* [EXERCISE INSTRUCTIONS] Copy out the lines that have "School" in them.

* [SUPPLIED DATA]

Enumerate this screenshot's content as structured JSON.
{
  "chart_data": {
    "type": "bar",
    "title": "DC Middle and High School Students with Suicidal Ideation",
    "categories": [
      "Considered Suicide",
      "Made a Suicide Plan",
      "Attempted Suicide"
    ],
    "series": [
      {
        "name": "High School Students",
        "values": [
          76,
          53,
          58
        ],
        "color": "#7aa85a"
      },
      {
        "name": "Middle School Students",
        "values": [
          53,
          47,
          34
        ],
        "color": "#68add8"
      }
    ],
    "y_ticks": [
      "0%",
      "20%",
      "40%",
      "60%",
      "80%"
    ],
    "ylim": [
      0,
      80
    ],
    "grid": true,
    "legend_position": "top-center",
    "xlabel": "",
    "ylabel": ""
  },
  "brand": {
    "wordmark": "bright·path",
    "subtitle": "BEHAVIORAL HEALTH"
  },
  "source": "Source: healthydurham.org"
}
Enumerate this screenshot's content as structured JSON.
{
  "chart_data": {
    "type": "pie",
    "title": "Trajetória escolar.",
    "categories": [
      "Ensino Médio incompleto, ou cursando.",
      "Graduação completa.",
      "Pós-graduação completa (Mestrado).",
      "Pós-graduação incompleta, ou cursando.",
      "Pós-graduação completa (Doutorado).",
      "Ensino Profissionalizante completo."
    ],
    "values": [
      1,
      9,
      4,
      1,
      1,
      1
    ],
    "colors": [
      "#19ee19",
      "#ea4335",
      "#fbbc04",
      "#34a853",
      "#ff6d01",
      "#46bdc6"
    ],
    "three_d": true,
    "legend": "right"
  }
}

* [THE RESPONSE]
    "title": "DC Middle and High School Students with Suicidal Ideation",
        "name": "High School Students",
        "name": "Middle School Students",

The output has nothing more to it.